◆ **PROBLEM TO WORK ON**: Select, from the material below, each line with "name" in it.

(Dataset excerpt)

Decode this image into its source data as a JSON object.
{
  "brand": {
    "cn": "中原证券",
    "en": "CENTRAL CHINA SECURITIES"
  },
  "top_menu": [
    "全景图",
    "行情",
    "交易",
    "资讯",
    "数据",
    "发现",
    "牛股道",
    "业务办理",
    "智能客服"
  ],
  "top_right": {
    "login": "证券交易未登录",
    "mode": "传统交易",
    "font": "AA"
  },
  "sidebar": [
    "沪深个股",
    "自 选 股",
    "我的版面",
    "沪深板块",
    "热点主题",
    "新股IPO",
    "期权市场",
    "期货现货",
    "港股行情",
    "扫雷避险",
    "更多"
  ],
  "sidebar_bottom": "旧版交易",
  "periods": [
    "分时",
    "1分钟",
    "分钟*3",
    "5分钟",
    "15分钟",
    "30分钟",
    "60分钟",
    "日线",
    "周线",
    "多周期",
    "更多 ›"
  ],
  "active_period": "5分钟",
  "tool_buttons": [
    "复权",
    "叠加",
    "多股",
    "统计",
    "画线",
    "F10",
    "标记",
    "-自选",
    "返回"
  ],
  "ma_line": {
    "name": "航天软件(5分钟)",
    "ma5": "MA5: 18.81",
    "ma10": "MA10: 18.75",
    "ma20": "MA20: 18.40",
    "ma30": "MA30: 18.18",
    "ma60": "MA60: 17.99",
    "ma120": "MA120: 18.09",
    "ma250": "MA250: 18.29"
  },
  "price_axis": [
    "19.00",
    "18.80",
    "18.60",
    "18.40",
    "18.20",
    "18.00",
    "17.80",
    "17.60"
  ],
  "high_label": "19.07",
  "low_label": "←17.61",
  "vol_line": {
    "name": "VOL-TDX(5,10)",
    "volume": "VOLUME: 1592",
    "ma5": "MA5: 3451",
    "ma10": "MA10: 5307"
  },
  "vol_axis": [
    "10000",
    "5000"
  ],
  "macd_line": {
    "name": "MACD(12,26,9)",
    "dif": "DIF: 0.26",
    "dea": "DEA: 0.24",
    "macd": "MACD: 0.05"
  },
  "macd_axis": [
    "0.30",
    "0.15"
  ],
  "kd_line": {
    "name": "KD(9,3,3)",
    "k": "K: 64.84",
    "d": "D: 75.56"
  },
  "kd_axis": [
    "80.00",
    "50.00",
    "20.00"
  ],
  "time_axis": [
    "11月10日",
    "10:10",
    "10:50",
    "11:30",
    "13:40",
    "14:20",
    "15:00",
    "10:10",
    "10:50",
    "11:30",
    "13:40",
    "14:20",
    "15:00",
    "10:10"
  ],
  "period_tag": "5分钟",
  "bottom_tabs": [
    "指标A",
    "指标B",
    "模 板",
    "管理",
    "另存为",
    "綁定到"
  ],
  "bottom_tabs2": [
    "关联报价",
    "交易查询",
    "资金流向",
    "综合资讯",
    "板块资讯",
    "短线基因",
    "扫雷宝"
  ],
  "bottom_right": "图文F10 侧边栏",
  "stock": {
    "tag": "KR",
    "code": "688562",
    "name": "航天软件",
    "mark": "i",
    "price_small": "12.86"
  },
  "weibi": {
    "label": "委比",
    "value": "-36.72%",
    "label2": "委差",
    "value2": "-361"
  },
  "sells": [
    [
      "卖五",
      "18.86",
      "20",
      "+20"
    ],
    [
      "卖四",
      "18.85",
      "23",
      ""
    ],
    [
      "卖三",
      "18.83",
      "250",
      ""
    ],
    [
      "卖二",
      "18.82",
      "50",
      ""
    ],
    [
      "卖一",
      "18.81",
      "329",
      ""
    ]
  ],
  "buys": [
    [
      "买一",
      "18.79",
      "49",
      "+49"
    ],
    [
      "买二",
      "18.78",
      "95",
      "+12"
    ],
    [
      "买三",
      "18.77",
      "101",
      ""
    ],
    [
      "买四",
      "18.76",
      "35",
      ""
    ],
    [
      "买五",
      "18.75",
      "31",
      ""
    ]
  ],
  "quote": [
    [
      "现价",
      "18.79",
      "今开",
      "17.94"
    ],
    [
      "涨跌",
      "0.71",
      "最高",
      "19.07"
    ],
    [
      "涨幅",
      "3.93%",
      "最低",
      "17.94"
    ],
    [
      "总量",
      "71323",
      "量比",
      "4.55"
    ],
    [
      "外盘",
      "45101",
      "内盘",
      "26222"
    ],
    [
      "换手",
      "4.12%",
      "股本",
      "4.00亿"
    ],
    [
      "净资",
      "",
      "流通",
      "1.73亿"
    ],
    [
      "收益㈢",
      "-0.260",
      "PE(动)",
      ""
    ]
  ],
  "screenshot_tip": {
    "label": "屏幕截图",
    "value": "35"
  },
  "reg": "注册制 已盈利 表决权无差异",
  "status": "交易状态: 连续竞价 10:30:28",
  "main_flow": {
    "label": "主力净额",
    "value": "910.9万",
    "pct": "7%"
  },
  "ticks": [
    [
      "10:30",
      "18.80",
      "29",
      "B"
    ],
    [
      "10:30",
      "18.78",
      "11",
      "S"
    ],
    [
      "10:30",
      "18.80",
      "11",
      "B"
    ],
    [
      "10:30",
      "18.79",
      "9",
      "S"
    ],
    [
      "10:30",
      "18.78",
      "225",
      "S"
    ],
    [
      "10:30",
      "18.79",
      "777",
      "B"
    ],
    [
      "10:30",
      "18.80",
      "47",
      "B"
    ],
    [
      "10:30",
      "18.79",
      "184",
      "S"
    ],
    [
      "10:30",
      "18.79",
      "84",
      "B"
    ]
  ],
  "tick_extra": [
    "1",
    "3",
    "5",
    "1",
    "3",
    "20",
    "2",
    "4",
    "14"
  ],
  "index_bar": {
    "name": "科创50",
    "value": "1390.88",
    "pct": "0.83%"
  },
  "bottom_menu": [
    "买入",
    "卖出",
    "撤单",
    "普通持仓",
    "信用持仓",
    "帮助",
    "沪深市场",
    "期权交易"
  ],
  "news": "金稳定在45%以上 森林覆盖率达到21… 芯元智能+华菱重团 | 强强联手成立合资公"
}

◆ **WORKED ANSWER**:
    "name": "航天软件(5分钟)",
    "name": "VOL-TDX(5,10)",
    "name": "MACD(12,26,9)",
    "name": "KD(9,3,3)",
    "name": "航天软件",
    "name": "科创50",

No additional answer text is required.